-- start Entries --

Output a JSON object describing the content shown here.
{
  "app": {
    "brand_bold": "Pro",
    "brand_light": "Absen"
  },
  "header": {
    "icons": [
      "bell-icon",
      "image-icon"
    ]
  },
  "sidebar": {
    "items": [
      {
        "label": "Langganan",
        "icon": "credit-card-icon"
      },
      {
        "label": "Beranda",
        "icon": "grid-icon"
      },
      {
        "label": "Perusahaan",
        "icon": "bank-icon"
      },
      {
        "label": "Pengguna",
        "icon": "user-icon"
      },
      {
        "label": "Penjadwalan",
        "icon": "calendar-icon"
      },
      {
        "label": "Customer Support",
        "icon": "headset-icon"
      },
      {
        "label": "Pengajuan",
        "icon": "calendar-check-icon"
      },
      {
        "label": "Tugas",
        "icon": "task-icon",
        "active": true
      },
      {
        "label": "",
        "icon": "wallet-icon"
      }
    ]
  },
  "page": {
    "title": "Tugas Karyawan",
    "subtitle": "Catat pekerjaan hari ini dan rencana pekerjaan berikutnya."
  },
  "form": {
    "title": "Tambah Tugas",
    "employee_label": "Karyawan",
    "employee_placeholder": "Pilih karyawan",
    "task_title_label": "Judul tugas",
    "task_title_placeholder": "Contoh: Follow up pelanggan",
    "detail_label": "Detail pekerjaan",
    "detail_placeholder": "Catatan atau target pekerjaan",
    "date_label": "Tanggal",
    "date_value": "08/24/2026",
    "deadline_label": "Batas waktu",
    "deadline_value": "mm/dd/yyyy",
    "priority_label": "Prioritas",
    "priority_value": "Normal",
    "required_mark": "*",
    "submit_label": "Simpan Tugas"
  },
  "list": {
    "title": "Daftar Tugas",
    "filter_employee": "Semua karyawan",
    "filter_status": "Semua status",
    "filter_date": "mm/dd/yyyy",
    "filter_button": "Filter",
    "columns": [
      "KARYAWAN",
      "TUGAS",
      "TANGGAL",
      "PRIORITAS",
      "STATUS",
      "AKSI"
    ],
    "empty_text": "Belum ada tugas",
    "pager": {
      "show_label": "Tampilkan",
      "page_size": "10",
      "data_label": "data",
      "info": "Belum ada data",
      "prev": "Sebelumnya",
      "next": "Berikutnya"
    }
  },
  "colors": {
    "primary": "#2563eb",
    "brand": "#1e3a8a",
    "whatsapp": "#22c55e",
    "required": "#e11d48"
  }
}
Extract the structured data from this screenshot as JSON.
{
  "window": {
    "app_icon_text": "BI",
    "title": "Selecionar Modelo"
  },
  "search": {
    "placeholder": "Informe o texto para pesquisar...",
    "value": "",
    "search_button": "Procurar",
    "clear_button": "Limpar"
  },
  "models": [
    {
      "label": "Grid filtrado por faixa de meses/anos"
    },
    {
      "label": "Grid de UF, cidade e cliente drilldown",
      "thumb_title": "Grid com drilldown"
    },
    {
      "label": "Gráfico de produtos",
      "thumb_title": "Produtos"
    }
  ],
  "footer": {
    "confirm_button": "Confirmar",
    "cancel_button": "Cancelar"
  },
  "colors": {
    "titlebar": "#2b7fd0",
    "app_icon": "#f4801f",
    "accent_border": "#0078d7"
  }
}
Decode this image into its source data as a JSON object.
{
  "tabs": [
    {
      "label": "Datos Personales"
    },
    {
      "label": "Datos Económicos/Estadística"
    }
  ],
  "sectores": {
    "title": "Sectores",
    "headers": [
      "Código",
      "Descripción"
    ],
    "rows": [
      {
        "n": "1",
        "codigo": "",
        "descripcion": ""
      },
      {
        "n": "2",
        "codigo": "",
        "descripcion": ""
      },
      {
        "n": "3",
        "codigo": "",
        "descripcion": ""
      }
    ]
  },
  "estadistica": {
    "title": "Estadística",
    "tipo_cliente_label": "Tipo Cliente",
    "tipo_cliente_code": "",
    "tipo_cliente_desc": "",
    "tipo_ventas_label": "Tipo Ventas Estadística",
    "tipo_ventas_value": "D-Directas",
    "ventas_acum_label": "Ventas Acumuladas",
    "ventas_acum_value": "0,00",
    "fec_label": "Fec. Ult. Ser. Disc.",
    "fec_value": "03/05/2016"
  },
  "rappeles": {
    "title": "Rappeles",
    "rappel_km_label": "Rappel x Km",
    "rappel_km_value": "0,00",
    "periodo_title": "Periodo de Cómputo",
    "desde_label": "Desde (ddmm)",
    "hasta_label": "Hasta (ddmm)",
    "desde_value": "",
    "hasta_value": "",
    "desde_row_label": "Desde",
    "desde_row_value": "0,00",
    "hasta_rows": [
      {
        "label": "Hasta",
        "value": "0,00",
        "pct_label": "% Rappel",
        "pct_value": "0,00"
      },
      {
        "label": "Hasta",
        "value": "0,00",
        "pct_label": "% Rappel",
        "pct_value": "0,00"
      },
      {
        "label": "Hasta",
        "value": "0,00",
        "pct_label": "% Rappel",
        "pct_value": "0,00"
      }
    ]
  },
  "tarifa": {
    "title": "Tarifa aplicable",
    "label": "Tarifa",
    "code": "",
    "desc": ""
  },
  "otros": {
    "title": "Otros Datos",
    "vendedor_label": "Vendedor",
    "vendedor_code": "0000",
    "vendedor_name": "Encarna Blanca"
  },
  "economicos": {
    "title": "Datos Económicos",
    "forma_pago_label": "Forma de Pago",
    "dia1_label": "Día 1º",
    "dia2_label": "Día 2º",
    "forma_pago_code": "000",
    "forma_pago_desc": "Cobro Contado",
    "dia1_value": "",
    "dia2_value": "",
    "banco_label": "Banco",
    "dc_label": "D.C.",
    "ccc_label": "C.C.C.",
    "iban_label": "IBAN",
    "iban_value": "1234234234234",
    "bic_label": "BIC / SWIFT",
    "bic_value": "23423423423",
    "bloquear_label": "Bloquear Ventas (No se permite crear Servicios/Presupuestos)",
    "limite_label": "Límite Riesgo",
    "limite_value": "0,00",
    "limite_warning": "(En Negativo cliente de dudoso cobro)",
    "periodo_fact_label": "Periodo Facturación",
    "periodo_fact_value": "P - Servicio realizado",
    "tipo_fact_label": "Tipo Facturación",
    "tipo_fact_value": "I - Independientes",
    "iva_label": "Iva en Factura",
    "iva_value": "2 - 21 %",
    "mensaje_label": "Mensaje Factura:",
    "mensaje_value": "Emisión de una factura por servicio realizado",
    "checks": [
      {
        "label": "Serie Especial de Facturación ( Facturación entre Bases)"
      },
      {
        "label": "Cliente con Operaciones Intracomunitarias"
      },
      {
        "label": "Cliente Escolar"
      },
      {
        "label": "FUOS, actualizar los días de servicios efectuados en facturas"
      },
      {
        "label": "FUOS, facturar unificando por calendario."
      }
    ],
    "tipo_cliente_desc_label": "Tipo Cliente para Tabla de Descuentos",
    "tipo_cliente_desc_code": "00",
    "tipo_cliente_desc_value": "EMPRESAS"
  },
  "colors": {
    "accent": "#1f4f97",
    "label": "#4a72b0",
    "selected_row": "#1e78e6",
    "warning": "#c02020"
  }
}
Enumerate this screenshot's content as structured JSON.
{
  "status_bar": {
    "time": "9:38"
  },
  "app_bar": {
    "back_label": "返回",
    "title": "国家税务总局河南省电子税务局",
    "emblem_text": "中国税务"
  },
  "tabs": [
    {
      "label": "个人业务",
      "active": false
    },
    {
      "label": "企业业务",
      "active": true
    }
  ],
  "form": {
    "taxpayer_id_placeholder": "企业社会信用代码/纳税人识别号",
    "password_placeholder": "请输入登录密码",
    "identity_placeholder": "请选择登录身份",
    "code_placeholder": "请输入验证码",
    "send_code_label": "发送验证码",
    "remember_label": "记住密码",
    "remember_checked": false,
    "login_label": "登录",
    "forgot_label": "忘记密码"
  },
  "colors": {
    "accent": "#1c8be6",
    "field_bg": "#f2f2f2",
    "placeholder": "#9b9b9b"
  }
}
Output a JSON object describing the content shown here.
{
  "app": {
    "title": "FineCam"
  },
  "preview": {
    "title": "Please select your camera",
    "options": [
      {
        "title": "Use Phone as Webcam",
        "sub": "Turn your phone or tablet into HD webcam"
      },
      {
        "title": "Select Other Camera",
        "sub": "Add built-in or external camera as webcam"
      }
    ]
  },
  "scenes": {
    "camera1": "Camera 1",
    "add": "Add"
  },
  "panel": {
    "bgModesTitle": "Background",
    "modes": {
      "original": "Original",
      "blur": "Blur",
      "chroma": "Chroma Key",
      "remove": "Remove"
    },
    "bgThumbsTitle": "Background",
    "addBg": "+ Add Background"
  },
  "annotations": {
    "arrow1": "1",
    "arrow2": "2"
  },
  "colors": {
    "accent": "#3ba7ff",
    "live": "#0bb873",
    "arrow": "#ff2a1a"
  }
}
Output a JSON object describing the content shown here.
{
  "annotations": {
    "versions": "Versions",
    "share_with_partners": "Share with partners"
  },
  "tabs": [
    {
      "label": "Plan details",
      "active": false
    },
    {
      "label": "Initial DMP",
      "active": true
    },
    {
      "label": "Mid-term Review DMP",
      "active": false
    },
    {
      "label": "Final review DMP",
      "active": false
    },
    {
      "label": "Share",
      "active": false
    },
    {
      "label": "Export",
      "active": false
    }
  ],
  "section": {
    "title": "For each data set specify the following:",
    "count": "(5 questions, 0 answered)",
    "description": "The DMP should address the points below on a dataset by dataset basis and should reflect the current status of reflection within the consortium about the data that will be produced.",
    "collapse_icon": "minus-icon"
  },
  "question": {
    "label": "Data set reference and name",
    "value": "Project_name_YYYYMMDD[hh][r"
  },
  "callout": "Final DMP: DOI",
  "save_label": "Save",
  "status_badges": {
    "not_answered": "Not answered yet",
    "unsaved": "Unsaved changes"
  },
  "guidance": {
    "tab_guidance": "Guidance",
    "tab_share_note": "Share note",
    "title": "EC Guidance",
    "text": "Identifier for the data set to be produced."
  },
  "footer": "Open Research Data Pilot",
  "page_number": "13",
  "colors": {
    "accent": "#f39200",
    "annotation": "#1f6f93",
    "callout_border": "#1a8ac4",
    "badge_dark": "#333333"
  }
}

-- end Entries --

» **To be done**:
Each line in the data that holds the string "screenshot" should be found and copied.

» **Solution**:
Extract the structured data from this screenshot as JSON.
Enumerate this screenshot's content as structured JSON.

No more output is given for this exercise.